----- SUPPLIED MATERIAL

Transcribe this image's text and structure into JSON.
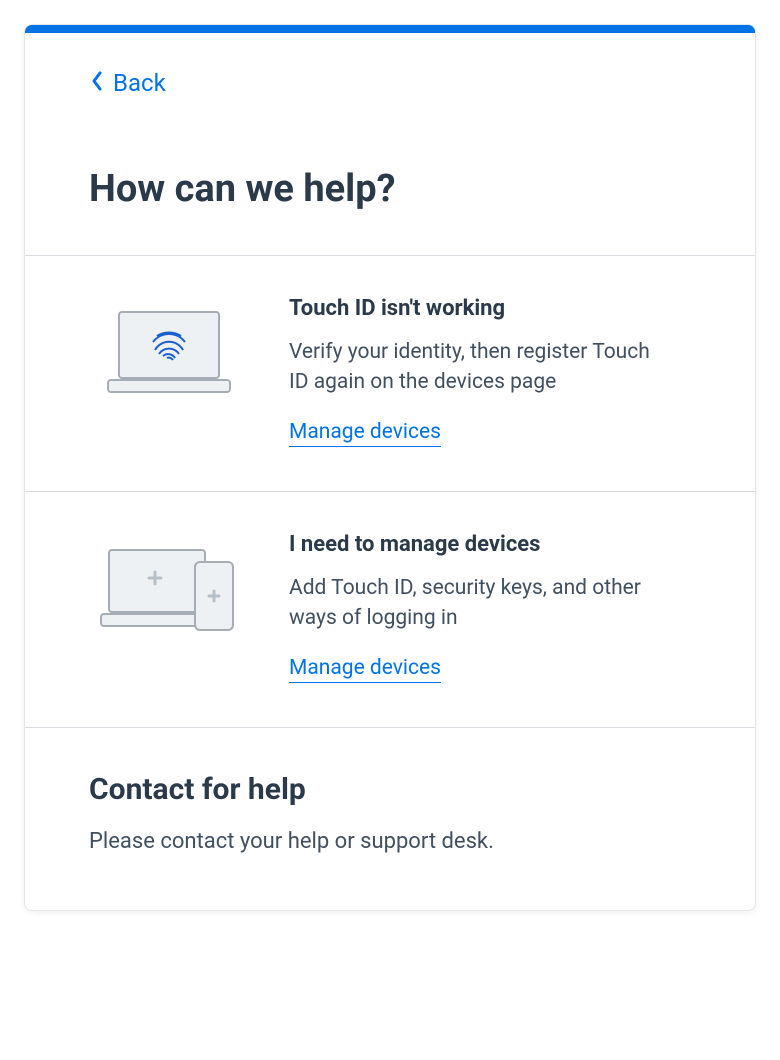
{
  "accent_color": "#0073e7",
  "back": {
    "label": "Back"
  },
  "title": "How can we help?",
  "options": [
    {
      "title": "Touch ID isn't working",
      "description": "Verify your identity, then register Touch ID again on the devices page",
      "link_label": "Manage devices"
    },
    {
      "title": "I need to manage devices",
      "description": "Add Touch ID, security keys, and other ways of logging in",
      "link_label": "Manage devices"
    }
  ],
  "contact": {
    "title": "Contact for help",
    "description": "Please contact your help or support desk."
  }
}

----------

▸ **TASK TO COMPLETE**:
Quote every line word for word and keep the images out of the copy.

▸ **SOLUTION FOR THIS EXERCISE**:
Transcribe this image's text and structure into JSON.
{
  "accent_color": "#0073e7",
  "back": {
    "label": "Back"
  },
  "title": "How can we help?",
  "options": [
    {
      "title": "Touch ID isn't working",
      "description": "Verify your identity, then register Touch ID again on the devices page",
      "link_label": "Manage devices"
    },
    {
      "title": "I need to manage devices",
      "description": "Add Touch ID, security keys, and other ways of logging in",
      "link_label": "Manage devices"
    }
  ],
  "contact": {
    "title": "Contact for help",
    "description": "Please contact your help or support desk."
  }
}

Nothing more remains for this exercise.